Records for the exercise
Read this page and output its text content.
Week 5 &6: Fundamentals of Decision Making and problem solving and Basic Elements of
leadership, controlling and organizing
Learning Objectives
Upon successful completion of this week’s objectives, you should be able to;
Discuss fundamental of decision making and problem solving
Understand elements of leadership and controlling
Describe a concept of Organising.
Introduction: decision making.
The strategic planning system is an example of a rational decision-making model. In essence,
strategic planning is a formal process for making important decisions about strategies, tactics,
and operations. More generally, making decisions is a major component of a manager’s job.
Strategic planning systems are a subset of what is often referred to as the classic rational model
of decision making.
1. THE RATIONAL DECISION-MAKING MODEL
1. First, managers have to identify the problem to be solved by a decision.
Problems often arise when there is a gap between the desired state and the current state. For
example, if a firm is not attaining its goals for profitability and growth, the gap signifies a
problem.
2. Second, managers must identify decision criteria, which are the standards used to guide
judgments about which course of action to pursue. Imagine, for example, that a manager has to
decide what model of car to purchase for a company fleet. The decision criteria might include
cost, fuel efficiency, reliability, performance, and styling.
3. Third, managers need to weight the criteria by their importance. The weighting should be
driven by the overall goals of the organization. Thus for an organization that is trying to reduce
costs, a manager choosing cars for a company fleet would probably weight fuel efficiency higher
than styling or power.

Instructions to follow
Copy the material above verbatim.

Worked solution
Read this page and output its text content.
Week 5 &6: Fundamentals of Decision Making and problem solving and Basic Elements of
leadership, controlling and organizing
Learning Objectives
Upon successful completion of this week’s objectives, you should be able to;
Discuss fundamental of decision making and problem solving
Understand elements of leadership and controlling
Describe a concept of Organising.
Introduction: decision making.
The strategic planning system is an example of a rational decision-making model. In essence,
strategic planning is a formal process for making important decisions about strategies, tactics,
and operations. More generally, making decisions is a major component of a manager’s job.
Strategic planning systems are a subset of what is often referred to as the classic rational model
of decision making.
1. THE RATIONAL DECISION-MAKING MODEL
1. First, managers have to identify the problem to be solved by a decision.
Problems often arise when there is a gap between the desired state and the current state. For
example, if a firm is not attaining its goals for profitability and growth, the gap signifies a
problem.
2. Second, managers must identify decision criteria, which are the standards used to guide
judgments about which course of action to pursue. Imagine, for example, that a manager has to
decide what model of car to purchase for a company fleet. The decision criteria might include
cost, fuel efficiency, reliability, performance, and styling.
3. Third, managers need to weight the criteria by their importance. The weighting should be
driven by the overall goals of the organization. Thus for an organization that is trying to reduce
costs, a manager choosing cars for a company fleet would probably weight fuel efficiency higher
than styling or power.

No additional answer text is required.